**Page excerpt:**
Each of the composited pipes so formed consisted of two layers of
the resin-fiber combination, built up using twenty passes from the
threader. The pipes were then cured in a steam system at a
temperature of about 350.degree. F.
[0041] As a comparison, in example 3, the physical characteristics
of a previously formed filament wound composite made of a resin
composition comprising 54% wt. DER 331 and 46% Lindride 66K were
also evaluated against the composites of this invention. This
composition differed from the present invention in that it did not
contain either a particulate resin or a chemical foaming agent.
[0042] As a further comparison, example 4 was prepared using a
carbon/E-glass hybrid as the fiber-reinforcing material. The fiber
was impregnated with a resin matrix composition including
particulate nylon-6 in a proportion similar to that used in Example
1, and wound into a composite in the manner previously
described.
[0043] The products were evaluated for several physical parameters
including wall thickness, glass content, and resin content. The
volume of vapor entrained in the composite was also calculated for
each sample. The volume calculation was performed using a Quantimet
SEM.TM. photomicrograph analysis to measure the volume of the voids
in the hardened composite; or, alternatively, the volume of the
voids was determined based on volume fractions.

**Problems to work on:**
A – Quote the composite pipe excerpt word for word, starting at "[0043] The products" and ending at "on volume fractions.".
B – In the composite pipe excerpt, what fiber-reinforcing material was used to prepare example 4?
Draw only on the composite pipe excerpt.

**Data section:**
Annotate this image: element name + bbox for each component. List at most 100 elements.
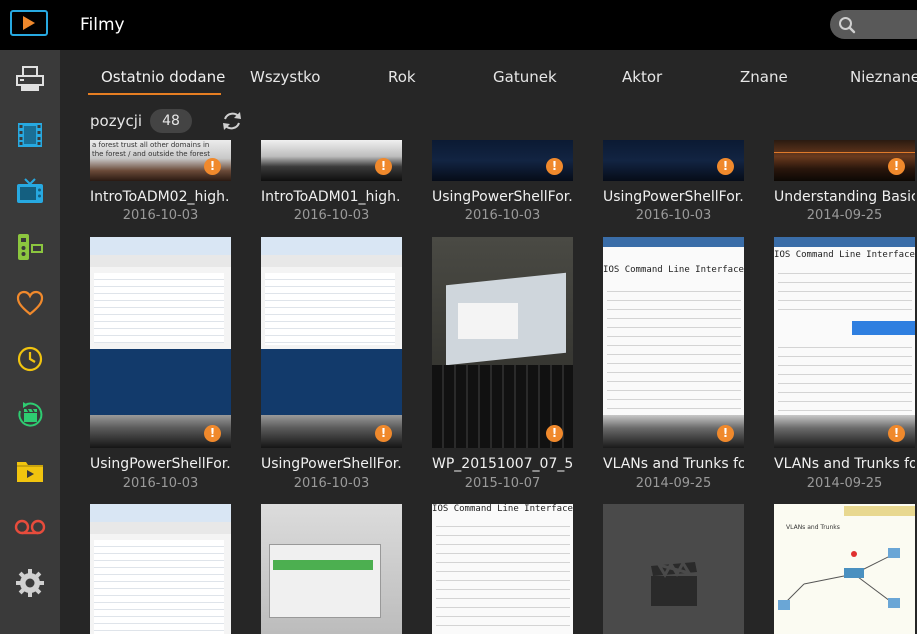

**Solution set:**
A –
[0043] The products were evaluated for several physical parameters
including wall thickness, glass content, and resin content. The
volume of vapor entrained in the composite was also calculated for
each sample. The volume calculation was performed using a Quantimet
SEM.TM. photomicrograph analysis to measure the volume of the voids
in the hardened composite; or, alternatively, the volume of the
voids was determined based on volume fractions.

B – A carbon/E-glass hybrid.